> Description of the task
Omit every picture and output the rest of the records exactly as they are.
--
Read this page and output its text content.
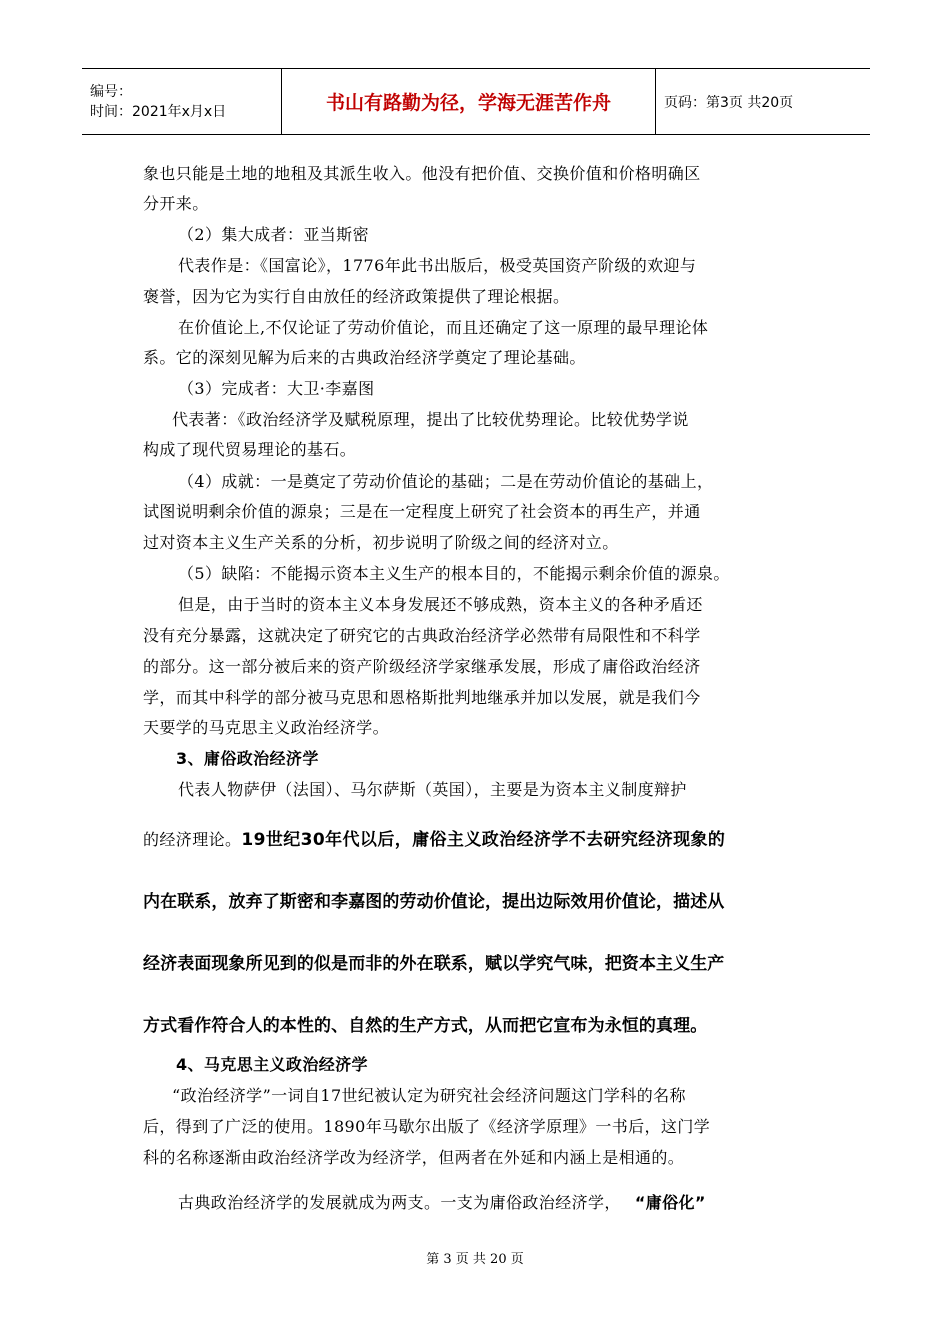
编号：
时间：2021年x月x日	书山有路勤为径，学海无涯苦作舟	页码：第3页 共20页
象也只能是土地的地租及其派生收入。他没有把价值、交换价值和价格明确区
分开来。
（2）集大成者：亚当斯密
代表作是：《国富论》，1776年此书出版后，极受英国资产阶级的欢迎与
褒誉，因为它为实行自由放任的经济政策提供了理论根据。
在价值论上,不仅论证了劳动价值论，而且还确定了这一原理的最早理论体
系。它的深刻见解为后来的古典政治经济学奠定了理论基础。
（3）完成者：大卫·李嘉图
代表著：《政治经济学及赋税原理，提出了比较优势理论。比较优势学说
构成了现代贸易理论的基石。
（4）成就：一是奠定了劳动价值论的基础；二是在劳动价值论的基础上，
试图说明剩余价值的源泉；三是在一定程度上研究了社会资本的再生产，并通
过对资本主义生产关系的分析，初步说明了阶级之间的经济对立。
（5）缺陷：不能揭示资本主义生产的根本目的，不能揭示剩余价值的源泉。
但是，由于当时的资本主义本身发展还不够成熟，资本主义的各种矛盾还
没有充分暴露，这就决定了研究它的古典政治经济学必然带有局限性和不科学
的部分。这一部分被后来的资产阶级经济学家继承发展，形成了庸俗政治经济
学，而其中科学的部分被马克思和恩格斯批判地继承并加以发展，就是我们今
天要学的马克思主义政治经济学。
3、庸俗政治经济学
代表人物萨伊（法国）、马尔萨斯（英国），主要是为资本主义制度辩护
的经济理论。19世纪30年代以后，庸俗主义政治经济学不去研究经济现象的
内在联系，放弃了斯密和李嘉图的劳动价值论，提出边际效用价值论，描述从
经济表面现象所见到的似是而非的外在联系，赋以学究气味，把资本主义生产
方式看作符合人的本性的、自然的生产方式，从而把它宣布为永恒的真理。
4、马克思主义政治经济学
“政治经济学”一词自17世纪被认定为研究社会经济问题这门学科的名称
后，得到了广泛的使用。1890年马歇尔出版了《经济学原理》一书后，这门学
科的名称逐渐由政治经济学改为经济学，但两者在外延和内涵上是相通的。
古典政治经济学的发展就成为两支。一支为庸俗政治经济学， “庸俗化”
第 3 页 共 20 页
--
> Output below
Read this page and output its text content.
编号：
时间：2021年x月x日	书山有路勤为径，学海无涯苦作舟	页码：第3页 共20页
象也只能是土地的地租及其派生收入。他没有把价值、交换价值和价格明确区
分开来。
（2）集大成者：亚当斯密
代表作是：《国富论》，1776年此书出版后，极受英国资产阶级的欢迎与
褒誉，因为它为实行自由放任的经济政策提供了理论根据。
在价值论上,不仅论证了劳动价值论，而且还确定了这一原理的最早理论体
系。它的深刻见解为后来的古典政治经济学奠定了理论基础。
（3）完成者：大卫·李嘉图
代表著：《政治经济学及赋税原理，提出了比较优势理论。比较优势学说
构成了现代贸易理论的基石。
（4）成就：一是奠定了劳动价值论的基础；二是在劳动价值论的基础上，
试图说明剩余价值的源泉；三是在一定程度上研究了社会资本的再生产，并通
过对资本主义生产关系的分析，初步说明了阶级之间的经济对立。
（5）缺陷：不能揭示资本主义生产的根本目的，不能揭示剩余价值的源泉。
但是，由于当时的资本主义本身发展还不够成熟，资本主义的各种矛盾还
没有充分暴露，这就决定了研究它的古典政治经济学必然带有局限性和不科学
的部分。这一部分被后来的资产阶级经济学家继承发展，形成了庸俗政治经济
学，而其中科学的部分被马克思和恩格斯批判地继承并加以发展，就是我们今
天要学的马克思主义政治经济学。
3、庸俗政治经济学
代表人物萨伊（法国）、马尔萨斯（英国），主要是为资本主义制度辩护
的经济理论。19世纪30年代以后，庸俗主义政治经济学不去研究经济现象的
内在联系，放弃了斯密和李嘉图的劳动价值论，提出边际效用价值论，描述从
经济表面现象所见到的似是而非的外在联系，赋以学究气味，把资本主义生产
方式看作符合人的本性的、自然的生产方式，从而把它宣布为永恒的真理。
4、马克思主义政治经济学
“政治经济学”一词自17世纪被认定为研究社会经济问题这门学科的名称
后，得到了广泛的使用。1890年马歇尔出版了《经济学原理》一书后，这门学
科的名称逐渐由政治经济学改为经济学，但两者在外延和内涵上是相通的。
古典政治经济学的发展就成为两支。一支为庸俗政治经济学， “庸俗化”
第 3 页 共 20 页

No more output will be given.